• **Problem description**: Identify every line in the records below that contains the word "name", and copy each of those lines.

• **Dataset**:

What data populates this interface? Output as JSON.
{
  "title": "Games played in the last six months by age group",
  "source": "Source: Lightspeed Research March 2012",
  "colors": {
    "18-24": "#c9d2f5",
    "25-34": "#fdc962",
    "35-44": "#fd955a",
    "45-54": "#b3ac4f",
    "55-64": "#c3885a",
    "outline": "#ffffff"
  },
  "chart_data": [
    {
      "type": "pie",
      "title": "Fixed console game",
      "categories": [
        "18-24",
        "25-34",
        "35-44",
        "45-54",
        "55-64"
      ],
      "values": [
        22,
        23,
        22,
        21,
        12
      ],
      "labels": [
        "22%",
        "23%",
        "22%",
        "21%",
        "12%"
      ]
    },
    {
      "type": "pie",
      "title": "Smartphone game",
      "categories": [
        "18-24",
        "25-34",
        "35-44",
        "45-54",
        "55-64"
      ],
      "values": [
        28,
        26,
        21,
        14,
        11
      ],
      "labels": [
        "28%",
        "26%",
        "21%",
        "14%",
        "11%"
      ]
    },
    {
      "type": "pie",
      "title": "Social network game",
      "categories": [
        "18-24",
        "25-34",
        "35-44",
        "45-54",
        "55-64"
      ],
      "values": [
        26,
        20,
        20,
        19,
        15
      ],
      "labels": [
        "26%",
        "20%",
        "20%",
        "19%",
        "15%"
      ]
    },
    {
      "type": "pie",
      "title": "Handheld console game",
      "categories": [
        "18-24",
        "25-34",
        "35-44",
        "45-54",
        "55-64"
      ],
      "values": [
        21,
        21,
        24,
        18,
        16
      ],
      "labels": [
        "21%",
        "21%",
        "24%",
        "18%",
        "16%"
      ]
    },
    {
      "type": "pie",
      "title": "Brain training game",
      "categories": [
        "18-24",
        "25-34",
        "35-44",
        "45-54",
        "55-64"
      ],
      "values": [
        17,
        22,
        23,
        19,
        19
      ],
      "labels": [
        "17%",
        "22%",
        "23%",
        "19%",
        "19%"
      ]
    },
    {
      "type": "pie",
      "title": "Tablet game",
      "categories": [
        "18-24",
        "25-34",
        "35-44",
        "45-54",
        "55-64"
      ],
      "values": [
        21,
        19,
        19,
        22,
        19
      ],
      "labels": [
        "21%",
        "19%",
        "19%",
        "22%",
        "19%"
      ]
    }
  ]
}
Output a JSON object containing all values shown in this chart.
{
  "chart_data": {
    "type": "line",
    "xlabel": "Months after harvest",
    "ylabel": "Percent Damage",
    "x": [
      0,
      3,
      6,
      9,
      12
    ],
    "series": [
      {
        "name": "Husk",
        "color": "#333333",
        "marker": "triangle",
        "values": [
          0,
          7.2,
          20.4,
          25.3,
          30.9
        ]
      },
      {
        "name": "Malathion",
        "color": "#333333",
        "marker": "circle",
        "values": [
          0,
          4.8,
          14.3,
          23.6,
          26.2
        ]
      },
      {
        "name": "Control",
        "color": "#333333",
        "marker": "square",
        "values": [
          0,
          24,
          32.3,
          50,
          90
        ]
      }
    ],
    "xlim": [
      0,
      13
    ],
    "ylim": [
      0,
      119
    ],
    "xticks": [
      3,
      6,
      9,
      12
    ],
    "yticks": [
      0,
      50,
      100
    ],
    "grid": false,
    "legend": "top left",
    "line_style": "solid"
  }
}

• **Exercise solution**:
        "name": "Husk",
        "name": "Malathion",
        "name": "Control",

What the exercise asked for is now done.